[Saved entries]
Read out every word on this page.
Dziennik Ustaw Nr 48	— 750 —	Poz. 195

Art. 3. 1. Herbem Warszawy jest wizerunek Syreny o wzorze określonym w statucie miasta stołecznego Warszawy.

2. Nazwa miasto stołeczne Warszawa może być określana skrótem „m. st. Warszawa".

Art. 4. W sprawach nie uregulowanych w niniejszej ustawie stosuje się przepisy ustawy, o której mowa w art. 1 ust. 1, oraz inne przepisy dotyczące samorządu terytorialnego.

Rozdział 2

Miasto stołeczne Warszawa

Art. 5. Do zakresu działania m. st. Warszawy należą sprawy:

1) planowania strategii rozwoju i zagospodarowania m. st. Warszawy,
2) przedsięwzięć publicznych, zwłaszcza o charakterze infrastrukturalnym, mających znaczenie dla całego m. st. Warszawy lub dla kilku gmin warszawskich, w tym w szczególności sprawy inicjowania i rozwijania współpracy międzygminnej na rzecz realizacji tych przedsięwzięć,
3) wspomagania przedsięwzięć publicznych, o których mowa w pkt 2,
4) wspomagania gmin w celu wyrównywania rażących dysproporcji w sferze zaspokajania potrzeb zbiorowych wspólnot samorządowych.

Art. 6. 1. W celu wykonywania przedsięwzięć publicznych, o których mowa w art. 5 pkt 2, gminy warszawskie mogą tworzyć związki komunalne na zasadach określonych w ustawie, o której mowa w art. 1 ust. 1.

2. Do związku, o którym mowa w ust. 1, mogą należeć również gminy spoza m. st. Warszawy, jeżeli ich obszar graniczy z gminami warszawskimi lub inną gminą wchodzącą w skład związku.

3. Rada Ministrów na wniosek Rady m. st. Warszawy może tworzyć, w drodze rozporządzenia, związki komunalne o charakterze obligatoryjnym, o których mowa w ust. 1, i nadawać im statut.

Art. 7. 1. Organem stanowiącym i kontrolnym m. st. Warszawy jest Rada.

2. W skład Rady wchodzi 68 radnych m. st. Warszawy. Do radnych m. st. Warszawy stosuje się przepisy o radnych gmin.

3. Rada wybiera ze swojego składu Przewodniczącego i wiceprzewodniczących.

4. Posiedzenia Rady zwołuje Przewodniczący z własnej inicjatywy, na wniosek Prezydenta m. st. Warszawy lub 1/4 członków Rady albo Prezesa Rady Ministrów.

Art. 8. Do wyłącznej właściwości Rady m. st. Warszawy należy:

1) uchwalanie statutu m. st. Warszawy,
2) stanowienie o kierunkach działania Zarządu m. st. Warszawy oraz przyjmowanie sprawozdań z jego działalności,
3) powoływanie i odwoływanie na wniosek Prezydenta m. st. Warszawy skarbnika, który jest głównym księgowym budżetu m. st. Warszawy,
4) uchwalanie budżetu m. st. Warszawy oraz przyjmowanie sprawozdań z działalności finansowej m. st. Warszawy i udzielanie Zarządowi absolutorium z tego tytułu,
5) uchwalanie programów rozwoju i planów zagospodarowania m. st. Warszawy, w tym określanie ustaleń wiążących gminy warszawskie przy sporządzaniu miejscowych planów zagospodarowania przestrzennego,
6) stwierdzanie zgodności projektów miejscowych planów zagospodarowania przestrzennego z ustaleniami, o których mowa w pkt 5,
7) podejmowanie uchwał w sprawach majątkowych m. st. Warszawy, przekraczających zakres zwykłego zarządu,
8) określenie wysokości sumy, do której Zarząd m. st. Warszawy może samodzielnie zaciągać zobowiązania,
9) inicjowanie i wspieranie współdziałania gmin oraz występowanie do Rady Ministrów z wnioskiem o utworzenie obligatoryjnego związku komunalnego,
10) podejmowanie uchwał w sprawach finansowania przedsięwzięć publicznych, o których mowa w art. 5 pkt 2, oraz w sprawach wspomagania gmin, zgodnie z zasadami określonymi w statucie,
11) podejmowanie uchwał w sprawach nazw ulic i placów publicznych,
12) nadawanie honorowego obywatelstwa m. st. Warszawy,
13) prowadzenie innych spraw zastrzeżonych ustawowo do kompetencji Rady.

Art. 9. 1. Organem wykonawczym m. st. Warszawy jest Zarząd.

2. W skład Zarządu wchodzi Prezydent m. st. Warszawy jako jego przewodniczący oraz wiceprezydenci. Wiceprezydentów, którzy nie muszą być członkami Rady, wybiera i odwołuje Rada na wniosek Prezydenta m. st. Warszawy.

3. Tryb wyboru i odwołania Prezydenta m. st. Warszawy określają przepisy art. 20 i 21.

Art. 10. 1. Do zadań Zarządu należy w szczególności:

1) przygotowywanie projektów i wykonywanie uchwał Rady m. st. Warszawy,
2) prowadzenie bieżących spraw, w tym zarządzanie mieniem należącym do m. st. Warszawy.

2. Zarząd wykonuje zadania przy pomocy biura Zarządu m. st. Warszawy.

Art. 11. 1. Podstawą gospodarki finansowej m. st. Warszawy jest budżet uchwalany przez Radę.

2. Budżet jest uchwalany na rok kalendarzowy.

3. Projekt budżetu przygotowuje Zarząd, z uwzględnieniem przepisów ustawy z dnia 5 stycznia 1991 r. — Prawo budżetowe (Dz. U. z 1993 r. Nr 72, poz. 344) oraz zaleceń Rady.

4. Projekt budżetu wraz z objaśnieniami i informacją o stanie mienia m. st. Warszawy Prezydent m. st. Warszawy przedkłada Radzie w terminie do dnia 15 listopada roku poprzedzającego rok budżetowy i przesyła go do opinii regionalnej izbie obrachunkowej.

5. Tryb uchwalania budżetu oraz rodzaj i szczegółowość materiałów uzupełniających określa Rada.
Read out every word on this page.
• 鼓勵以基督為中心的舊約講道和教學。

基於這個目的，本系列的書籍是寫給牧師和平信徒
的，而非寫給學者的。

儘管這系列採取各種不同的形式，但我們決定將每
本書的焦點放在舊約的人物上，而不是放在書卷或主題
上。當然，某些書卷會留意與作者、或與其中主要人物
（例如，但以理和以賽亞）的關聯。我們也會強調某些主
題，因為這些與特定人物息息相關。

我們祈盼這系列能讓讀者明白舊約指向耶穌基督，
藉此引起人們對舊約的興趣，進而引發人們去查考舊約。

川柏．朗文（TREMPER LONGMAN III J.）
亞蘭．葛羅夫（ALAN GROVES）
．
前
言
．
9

**Written request:**
Every line above should be retyped exactly as given.

**Solution:**
Read out every word on this page.
Dziennik Ustaw Nr 48	— 750 —	Poz. 195

Art. 3. 1. Herbem Warszawy jest wizerunek Syreny o wzorze określonym w statucie miasta stołecznego Warszawy.

2. Nazwa miasto stołeczne Warszawa może być określana skrótem „m. st. Warszawa".

Art. 4. W sprawach nie uregulowanych w niniejszej ustawie stosuje się przepisy ustawy, o której mowa w art. 1 ust. 1, oraz inne przepisy dotyczące samorządu terytorialnego.

Rozdział 2

Miasto stołeczne Warszawa

Art. 5. Do zakresu działania m. st. Warszawy należą sprawy:

1) planowania strategii rozwoju i zagospodarowania m. st. Warszawy,
2) przedsięwzięć publicznych, zwłaszcza o charakterze infrastrukturalnym, mających znaczenie dla całego m. st. Warszawy lub dla kilku gmin warszawskich, w tym w szczególności sprawy inicjowania i rozwijania współpracy międzygminnej na rzecz realizacji tych przedsięwzięć,
3) wspomagania przedsięwzięć publicznych, o których mowa w pkt 2,
4) wspomagania gmin w celu wyrównywania rażących dysproporcji w sferze zaspokajania potrzeb zbiorowych wspólnot samorządowych.

Art. 6. 1. W celu wykonywania przedsięwzięć publicznych, o których mowa w art. 5 pkt 2, gminy warszawskie mogą tworzyć związki komunalne na zasadach określonych w ustawie, o której mowa w art. 1 ust. 1.

2. Do związku, o którym mowa w ust. 1, mogą należeć również gminy spoza m. st. Warszawy, jeżeli ich obszar graniczy z gminami warszawskimi lub inną gminą wchodzącą w skład związku.

3. Rada Ministrów na wniosek Rady m. st. Warszawy może tworzyć, w drodze rozporządzenia, związki komunalne o charakterze obligatoryjnym, o których mowa w ust. 1, i nadawać im statut.

Art. 7. 1. Organem stanowiącym i kontrolnym m. st. Warszawy jest Rada.

2. W skład Rady wchodzi 68 radnych m. st. Warszawy. Do radnych m. st. Warszawy stosuje się przepisy o radnych gmin.

3. Rada wybiera ze swojego składu Przewodniczącego i wiceprzewodniczących.

4. Posiedzenia Rady zwołuje Przewodniczący z własnej inicjatywy, na wniosek Prezydenta m. st. Warszawy lub 1/4 członków Rady albo Prezesa Rady Ministrów.

Art. 8. Do wyłącznej właściwości Rady m. st. Warszawy należy:

1) uchwalanie statutu m. st. Warszawy,
2) stanowienie o kierunkach działania Zarządu m. st. Warszawy oraz przyjmowanie sprawozdań z jego działalności,
3) powoływanie i odwoływanie na wniosek Prezydenta m. st. Warszawy skarbnika, który jest głównym księgowym budżetu m. st. Warszawy,
4) uchwalanie budżetu m. st. Warszawy oraz przyjmowanie sprawozdań z działalności finansowej m. st. Warszawy i udzielanie Zarządowi absolutorium z tego tytułu,
5) uchwalanie programów rozwoju i planów zagospodarowania m. st. Warszawy, w tym określanie ustaleń wiążących gminy warszawskie przy sporządzaniu miejscowych planów zagospodarowania przestrzennego,
6) stwierdzanie zgodności projektów miejscowych planów zagospodarowania przestrzennego z ustaleniami, o których mowa w pkt 5,
7) podejmowanie uchwał w sprawach majątkowych m. st. Warszawy, przekraczających zakres zwykłego zarządu,
8) określenie wysokości sumy, do której Zarząd m. st. Warszawy może samodzielnie zaciągać zobowiązania,
9) inicjowanie i wspieranie współdziałania gmin oraz występowanie do Rady Ministrów z wnioskiem o utworzenie obligatoryjnego związku komunalnego,
10) podejmowanie uchwał w sprawach finansowania przedsięwzięć publicznych, o których mowa w art. 5 pkt 2, oraz w sprawach wspomagania gmin, zgodnie z zasadami określonymi w statucie,
11) podejmowanie uchwał w sprawach nazw ulic i placów publicznych,
12) nadawanie honorowego obywatelstwa m. st. Warszawy,
13) prowadzenie innych spraw zastrzeżonych ustawowo do kompetencji Rady.

Art. 9. 1. Organem wykonawczym m. st. Warszawy jest Zarząd.

2. W skład Zarządu wchodzi Prezydent m. st. Warszawy jako jego przewodniczący oraz wiceprezydenci. Wiceprezydentów, którzy nie muszą być członkami Rady, wybiera i odwołuje Rada na wniosek Prezydenta m. st. Warszawy.

3. Tryb wyboru i odwołania Prezydenta m. st. Warszawy określają przepisy art. 20 i 21.

Art. 10. 1. Do zadań Zarządu należy w szczególności:

1) przygotowywanie projektów i wykonywanie uchwał Rady m. st. Warszawy,
2) prowadzenie bieżących spraw, w tym zarządzanie mieniem należącym do m. st. Warszawy.

2. Zarząd wykonuje zadania przy pomocy biura Zarządu m. st. Warszawy.

Art. 11. 1. Podstawą gospodarki finansowej m. st. Warszawy jest budżet uchwalany przez Radę.

2. Budżet jest uchwalany na rok kalendarzowy.

3. Projekt budżetu przygotowuje Zarząd, z uwzględnieniem przepisów ustawy z dnia 5 stycznia 1991 r. — Prawo budżetowe (Dz. U. z 1993 r. Nr 72, poz. 344) oraz zaleceń Rady.

4. Projekt budżetu wraz z objaśnieniami i informacją o stanie mienia m. st. Warszawy Prezydent m. st. Warszawy przedkłada Radzie w terminie do dnia 15 listopada roku poprzedzającego rok budżetowy i przesyła go do opinii regionalnej izbie obrachunkowej.

5. Tryb uchwalania budżetu oraz rodzaj i szczegółowość materiałów uzupełniających określa Rada.
Read out every word on this page.
• 鼓勵以基督為中心的舊約講道和教學。

基於這個目的，本系列的書籍是寫給牧師和平信徒
的，而非寫給學者的。

儘管這系列採取各種不同的形式，但我們決定將每
本書的焦點放在舊約的人物上，而不是放在書卷或主題
上。當然，某些書卷會留意與作者、或與其中主要人物
（例如，但以理和以賽亞）的關聯。我們也會強調某些主
題，因為這些與特定人物息息相關。

我們祈盼這系列能讓讀者明白舊約指向耶穌基督，
藉此引起人們對舊約的興趣，進而引發人們去查考舊約。

川柏．朗文（TREMPER LONGMAN III J.）
亞蘭．葛羅夫（ALAN GROVES）
．
前
言
．
9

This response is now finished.